● **Work to do**:
Read the listing and extract each line that includes the word "dove".

● **Task input**:
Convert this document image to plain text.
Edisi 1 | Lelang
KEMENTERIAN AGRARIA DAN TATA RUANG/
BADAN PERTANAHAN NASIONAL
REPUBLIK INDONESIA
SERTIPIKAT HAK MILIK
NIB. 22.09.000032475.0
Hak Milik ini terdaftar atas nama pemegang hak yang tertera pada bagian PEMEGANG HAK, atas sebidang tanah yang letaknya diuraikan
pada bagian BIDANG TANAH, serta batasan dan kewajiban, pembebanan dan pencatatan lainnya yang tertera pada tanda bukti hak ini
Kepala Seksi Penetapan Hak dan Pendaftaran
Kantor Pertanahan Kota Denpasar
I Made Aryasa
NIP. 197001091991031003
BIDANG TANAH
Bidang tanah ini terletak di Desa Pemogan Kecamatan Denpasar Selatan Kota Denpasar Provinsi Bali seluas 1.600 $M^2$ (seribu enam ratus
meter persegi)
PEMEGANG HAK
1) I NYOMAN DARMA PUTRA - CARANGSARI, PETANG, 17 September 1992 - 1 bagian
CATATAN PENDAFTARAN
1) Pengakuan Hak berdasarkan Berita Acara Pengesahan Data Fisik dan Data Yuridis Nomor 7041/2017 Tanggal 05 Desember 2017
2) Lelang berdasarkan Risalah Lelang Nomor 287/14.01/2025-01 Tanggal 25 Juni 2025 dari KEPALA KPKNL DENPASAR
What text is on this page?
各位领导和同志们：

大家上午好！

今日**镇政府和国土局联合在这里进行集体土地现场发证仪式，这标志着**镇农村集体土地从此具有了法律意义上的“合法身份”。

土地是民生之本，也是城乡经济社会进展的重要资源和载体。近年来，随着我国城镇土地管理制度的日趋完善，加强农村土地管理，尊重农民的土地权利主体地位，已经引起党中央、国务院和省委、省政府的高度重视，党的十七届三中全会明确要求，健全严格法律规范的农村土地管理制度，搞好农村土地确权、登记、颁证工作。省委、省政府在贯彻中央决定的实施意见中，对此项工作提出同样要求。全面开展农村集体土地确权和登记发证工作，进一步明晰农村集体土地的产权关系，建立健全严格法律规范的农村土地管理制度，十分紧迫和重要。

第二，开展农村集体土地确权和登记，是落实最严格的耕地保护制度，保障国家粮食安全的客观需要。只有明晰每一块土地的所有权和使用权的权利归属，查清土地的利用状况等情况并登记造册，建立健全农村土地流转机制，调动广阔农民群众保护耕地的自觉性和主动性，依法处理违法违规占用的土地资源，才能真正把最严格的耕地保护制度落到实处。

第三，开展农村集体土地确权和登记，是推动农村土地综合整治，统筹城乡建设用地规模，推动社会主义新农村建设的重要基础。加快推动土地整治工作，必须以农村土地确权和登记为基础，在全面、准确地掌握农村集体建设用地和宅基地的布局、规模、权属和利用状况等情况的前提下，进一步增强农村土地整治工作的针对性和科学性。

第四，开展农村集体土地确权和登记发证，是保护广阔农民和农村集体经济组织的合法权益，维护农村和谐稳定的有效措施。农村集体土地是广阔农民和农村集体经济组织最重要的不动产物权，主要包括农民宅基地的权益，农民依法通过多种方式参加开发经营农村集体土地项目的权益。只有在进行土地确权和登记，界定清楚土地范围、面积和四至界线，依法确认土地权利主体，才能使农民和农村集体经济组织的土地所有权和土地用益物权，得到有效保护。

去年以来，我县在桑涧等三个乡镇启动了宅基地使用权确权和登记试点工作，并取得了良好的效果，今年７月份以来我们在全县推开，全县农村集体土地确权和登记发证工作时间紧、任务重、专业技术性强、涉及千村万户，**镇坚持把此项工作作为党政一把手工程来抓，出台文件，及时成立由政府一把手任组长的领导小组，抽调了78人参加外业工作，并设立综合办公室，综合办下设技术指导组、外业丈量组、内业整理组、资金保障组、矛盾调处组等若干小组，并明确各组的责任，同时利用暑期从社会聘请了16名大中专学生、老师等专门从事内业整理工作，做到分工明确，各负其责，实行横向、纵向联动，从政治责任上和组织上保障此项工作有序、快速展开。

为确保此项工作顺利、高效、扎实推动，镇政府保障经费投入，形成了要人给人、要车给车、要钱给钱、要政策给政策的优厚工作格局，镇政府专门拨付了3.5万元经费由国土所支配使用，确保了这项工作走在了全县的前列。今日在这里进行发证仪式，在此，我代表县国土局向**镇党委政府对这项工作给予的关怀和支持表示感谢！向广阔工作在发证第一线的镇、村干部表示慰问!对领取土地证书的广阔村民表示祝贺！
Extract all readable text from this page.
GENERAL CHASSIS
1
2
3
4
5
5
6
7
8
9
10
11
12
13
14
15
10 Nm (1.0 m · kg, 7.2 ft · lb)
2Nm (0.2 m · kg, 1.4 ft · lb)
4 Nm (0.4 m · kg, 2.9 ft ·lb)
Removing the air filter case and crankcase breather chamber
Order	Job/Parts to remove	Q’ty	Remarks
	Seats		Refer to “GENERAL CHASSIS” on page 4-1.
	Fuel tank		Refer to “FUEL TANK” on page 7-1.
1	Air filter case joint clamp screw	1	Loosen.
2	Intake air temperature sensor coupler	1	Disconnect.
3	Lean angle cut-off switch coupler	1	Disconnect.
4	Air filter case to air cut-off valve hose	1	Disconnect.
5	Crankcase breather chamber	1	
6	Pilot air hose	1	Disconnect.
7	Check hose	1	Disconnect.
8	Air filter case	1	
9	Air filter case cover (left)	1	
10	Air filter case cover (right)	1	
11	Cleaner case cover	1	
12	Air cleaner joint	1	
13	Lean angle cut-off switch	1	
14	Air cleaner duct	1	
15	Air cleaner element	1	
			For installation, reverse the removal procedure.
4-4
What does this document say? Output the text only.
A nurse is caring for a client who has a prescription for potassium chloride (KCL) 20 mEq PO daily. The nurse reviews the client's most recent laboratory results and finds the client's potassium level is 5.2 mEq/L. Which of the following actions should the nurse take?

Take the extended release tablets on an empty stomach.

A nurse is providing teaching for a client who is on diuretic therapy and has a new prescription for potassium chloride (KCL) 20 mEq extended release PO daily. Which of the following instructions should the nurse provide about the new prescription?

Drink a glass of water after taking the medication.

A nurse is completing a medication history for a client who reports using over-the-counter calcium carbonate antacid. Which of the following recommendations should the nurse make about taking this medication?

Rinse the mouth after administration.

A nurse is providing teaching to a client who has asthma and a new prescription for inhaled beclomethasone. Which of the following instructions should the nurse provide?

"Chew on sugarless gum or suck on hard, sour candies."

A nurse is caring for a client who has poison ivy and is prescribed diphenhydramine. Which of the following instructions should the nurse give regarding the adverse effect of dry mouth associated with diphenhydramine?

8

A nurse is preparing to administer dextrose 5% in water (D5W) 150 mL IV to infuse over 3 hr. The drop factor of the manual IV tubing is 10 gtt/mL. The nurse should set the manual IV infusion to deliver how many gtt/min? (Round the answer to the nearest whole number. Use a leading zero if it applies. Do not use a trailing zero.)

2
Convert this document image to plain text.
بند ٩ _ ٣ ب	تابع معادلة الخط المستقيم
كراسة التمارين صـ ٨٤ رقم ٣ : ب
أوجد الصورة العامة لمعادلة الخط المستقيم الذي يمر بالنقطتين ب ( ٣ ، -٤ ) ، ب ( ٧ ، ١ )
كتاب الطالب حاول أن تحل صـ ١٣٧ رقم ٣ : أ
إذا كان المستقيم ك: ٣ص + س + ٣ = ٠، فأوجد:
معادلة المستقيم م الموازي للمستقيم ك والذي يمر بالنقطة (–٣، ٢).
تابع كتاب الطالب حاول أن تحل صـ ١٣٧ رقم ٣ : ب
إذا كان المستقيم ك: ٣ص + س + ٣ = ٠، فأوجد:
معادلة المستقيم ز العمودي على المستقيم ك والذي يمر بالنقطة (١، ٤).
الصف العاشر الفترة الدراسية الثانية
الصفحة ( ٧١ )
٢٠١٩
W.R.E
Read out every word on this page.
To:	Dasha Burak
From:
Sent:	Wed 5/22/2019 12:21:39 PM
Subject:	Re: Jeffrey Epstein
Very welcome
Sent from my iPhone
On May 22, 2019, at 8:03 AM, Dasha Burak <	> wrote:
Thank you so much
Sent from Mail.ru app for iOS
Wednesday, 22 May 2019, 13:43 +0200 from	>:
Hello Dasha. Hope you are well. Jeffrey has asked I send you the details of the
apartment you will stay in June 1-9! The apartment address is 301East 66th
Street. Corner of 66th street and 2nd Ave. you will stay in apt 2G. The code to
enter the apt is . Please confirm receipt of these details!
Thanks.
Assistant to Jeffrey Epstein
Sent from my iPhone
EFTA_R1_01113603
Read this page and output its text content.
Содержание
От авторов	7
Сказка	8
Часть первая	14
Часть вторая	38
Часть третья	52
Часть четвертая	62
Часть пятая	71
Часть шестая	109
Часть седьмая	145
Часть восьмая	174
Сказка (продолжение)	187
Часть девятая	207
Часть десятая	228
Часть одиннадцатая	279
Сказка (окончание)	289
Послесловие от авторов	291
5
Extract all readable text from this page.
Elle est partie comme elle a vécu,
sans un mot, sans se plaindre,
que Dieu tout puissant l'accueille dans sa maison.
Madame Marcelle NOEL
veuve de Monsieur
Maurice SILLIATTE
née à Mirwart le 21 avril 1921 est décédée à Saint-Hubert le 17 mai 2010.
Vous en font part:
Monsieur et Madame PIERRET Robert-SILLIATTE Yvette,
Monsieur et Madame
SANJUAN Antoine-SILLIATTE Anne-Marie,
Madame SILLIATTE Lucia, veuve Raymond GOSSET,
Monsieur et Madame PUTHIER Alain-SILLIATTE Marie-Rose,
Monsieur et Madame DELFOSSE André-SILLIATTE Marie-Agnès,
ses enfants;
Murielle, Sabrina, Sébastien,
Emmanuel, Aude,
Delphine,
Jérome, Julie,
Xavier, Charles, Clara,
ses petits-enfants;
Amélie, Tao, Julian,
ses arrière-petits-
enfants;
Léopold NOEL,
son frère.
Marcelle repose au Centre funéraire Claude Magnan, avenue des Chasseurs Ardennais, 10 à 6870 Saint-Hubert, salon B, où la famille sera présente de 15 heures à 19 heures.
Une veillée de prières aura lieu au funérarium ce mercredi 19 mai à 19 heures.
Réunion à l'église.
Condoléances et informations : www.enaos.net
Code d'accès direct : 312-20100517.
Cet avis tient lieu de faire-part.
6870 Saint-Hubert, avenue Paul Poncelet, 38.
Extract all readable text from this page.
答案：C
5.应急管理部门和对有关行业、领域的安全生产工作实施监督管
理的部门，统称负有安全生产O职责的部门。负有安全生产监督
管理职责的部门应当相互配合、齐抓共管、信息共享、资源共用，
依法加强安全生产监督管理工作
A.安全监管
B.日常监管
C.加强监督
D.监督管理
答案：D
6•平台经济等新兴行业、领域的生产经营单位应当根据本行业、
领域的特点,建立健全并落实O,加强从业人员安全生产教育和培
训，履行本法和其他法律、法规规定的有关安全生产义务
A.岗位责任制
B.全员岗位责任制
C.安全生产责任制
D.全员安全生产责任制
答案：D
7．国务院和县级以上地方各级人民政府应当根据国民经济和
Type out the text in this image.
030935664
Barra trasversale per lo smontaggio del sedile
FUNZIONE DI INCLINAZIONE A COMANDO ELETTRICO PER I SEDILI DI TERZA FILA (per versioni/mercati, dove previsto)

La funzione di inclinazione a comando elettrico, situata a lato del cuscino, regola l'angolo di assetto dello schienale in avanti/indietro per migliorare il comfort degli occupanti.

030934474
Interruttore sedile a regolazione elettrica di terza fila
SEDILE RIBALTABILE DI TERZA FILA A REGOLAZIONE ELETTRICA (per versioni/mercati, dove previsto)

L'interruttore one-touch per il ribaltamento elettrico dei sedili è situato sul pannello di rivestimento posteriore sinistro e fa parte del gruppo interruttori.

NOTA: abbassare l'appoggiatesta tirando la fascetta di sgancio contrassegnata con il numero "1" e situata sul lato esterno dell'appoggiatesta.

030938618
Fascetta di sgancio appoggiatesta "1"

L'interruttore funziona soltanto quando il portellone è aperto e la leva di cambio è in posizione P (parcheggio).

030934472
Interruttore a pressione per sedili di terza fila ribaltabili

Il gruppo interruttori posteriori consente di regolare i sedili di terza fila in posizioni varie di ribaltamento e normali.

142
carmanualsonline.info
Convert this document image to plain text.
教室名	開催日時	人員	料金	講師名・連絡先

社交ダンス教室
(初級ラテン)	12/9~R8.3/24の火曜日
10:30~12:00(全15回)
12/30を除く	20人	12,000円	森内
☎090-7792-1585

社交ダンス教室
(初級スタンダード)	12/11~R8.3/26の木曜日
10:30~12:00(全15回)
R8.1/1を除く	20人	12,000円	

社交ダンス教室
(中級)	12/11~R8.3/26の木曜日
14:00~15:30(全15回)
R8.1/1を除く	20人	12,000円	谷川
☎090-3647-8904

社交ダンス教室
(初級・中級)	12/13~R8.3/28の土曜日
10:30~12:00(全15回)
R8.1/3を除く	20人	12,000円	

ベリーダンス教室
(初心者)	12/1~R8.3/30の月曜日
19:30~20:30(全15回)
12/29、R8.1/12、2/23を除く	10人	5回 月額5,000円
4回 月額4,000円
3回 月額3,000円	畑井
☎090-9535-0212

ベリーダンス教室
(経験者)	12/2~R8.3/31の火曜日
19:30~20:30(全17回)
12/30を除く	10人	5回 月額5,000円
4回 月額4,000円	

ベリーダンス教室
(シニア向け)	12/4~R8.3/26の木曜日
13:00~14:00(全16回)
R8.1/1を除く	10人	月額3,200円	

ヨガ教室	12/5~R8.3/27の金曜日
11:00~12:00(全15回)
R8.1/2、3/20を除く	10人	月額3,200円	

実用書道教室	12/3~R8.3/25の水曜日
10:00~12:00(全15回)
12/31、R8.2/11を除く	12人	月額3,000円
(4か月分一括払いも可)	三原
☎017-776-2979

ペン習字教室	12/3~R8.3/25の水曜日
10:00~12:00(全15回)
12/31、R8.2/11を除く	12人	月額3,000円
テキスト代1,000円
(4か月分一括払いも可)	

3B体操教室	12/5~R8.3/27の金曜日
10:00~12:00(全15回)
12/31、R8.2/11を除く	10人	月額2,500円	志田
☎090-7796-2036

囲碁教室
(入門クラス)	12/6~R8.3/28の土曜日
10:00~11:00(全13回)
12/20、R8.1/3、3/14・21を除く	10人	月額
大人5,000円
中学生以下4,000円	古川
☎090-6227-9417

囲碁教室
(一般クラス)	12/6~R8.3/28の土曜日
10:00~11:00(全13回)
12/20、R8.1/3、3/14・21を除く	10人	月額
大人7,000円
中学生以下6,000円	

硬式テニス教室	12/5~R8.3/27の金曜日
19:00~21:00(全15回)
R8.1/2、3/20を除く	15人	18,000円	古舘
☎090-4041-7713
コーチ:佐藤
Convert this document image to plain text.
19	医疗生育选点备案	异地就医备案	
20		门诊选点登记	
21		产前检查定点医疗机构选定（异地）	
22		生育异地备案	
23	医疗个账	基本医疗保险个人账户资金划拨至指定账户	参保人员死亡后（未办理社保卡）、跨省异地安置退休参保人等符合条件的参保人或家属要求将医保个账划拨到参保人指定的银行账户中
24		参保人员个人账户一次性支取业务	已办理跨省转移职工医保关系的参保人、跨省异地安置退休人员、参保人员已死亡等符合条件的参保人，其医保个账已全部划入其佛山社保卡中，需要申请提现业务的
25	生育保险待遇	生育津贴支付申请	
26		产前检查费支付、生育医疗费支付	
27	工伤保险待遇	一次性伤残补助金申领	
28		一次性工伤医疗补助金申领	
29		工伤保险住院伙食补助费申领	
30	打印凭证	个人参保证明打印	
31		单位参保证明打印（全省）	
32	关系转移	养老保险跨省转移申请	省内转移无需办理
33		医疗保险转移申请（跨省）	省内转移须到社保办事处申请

● **The response**:
FUNZIONE DI INCLINAZIONE A COMANDO ELETTRICO PER I SEDILI DI TERZA FILA (per versioni/mercati, dove previsto)
SEDILE RIBALTABILE DI TERZA FILA A REGOLAZIONE ELETTRICA (per versioni/mercati, dove previsto)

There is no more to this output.